*EXERCISE OBJECTIVE*
Lines that include the word "không" are the ones to copy.

*RECORDS TO USE*
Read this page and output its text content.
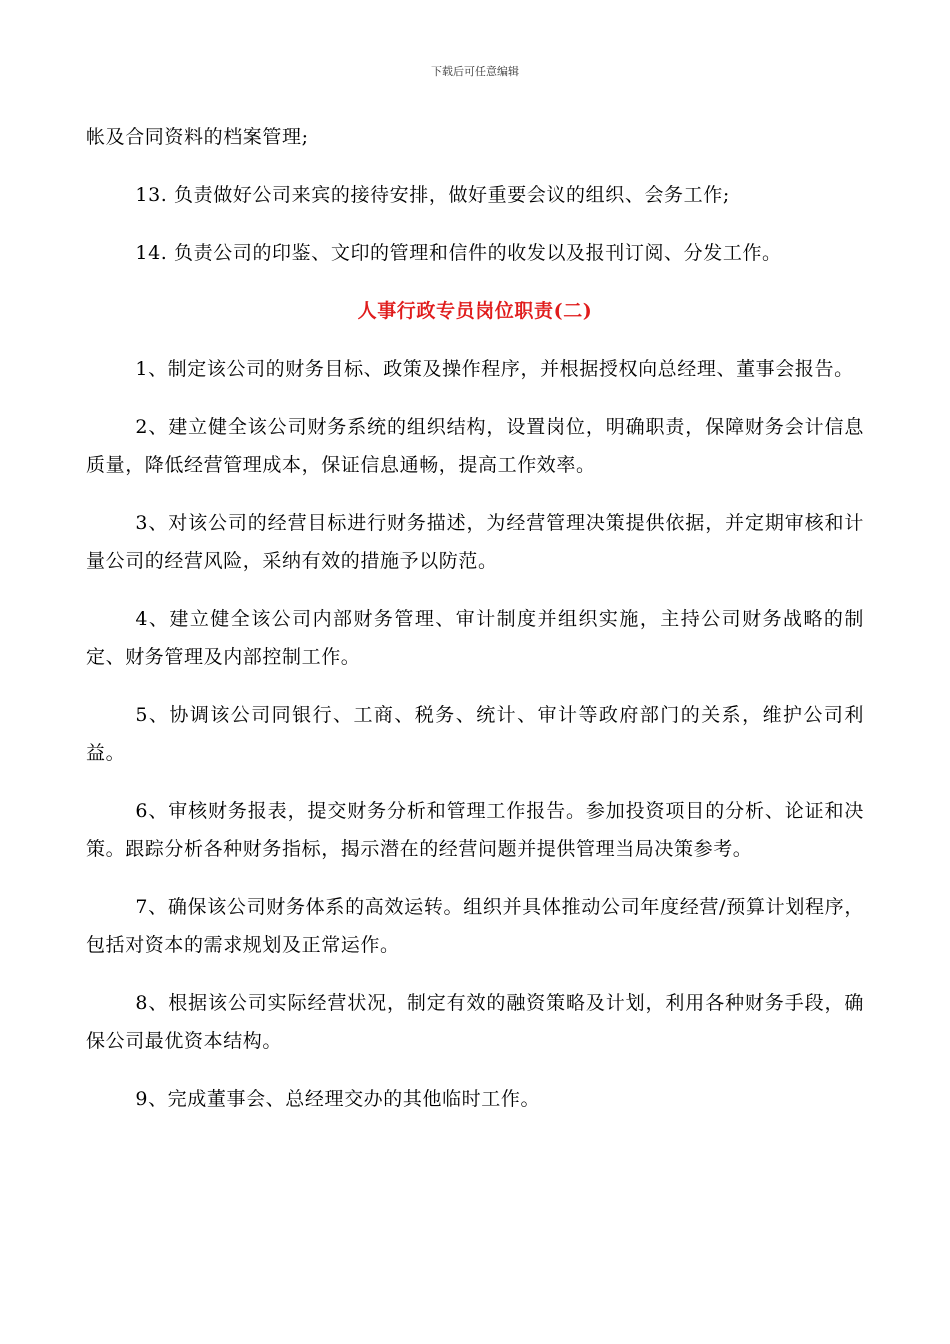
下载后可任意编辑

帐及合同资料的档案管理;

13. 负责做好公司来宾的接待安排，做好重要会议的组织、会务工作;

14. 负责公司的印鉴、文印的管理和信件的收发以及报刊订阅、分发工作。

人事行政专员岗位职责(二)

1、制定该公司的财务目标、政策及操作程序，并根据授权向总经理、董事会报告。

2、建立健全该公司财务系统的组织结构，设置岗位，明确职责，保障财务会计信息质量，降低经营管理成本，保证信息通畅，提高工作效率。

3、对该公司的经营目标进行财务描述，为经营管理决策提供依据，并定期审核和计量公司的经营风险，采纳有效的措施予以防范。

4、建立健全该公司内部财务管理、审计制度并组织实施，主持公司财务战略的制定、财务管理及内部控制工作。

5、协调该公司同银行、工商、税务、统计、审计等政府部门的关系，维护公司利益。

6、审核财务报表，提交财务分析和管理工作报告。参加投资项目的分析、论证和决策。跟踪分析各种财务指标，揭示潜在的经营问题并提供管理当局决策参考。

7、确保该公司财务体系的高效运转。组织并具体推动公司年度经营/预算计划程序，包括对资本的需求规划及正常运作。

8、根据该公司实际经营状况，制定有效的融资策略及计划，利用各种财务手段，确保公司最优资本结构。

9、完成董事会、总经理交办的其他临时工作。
==
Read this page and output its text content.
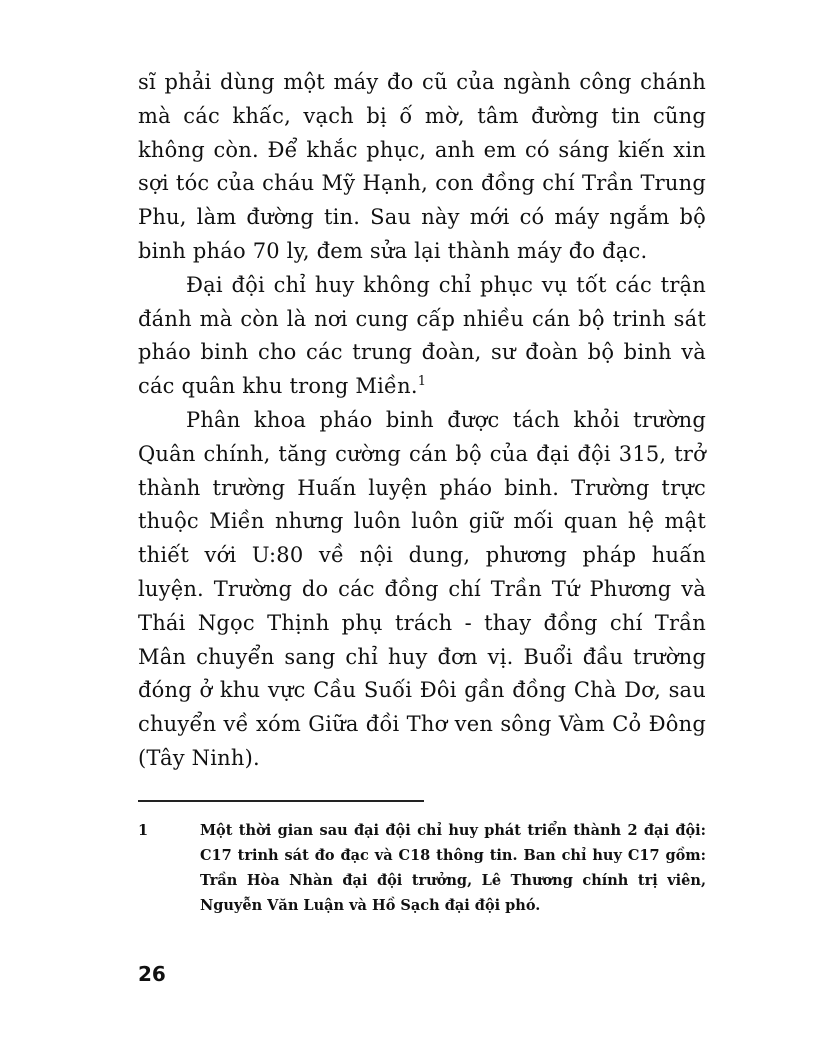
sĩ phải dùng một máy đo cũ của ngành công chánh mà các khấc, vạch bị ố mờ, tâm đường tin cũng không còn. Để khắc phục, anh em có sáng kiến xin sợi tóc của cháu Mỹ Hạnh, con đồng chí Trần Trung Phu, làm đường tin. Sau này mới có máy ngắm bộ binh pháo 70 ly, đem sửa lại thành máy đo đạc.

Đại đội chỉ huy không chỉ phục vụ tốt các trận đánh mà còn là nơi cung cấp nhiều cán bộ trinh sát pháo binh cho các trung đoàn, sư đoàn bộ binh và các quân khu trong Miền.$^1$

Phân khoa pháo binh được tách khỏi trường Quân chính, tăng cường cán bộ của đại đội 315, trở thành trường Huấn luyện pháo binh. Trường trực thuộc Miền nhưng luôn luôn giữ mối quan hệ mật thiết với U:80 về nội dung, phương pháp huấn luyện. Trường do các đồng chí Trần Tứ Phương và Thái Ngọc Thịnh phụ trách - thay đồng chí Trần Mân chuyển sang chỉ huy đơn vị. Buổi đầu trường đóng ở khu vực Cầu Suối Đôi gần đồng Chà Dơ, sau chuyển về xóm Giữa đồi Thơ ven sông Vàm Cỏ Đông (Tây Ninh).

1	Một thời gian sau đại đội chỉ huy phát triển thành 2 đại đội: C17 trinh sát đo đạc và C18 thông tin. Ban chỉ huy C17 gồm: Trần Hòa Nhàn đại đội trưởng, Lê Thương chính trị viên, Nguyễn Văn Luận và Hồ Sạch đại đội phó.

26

*ANSWER TO THE PROBLEM*
sĩ phải dùng một máy đo cũ của ngành công chánh mà các khấc, vạch bị ố mờ, tâm đường tin cũng không còn. Để khắc phục, anh em có sáng kiến xin sợi tóc của cháu Mỹ Hạnh, con đồng chí Trần Trung Phu, làm đường tin. Sau này mới có máy ngắm bộ binh pháo 70 ly, đem sửa lại thành máy đo đạc.
Đại đội chỉ huy không chỉ phục vụ tốt các trận đánh mà còn là nơi cung cấp nhiều cán bộ trinh sát pháo binh cho các trung đoàn, sư đoàn bộ binh và các quân khu trong Miền.$^1$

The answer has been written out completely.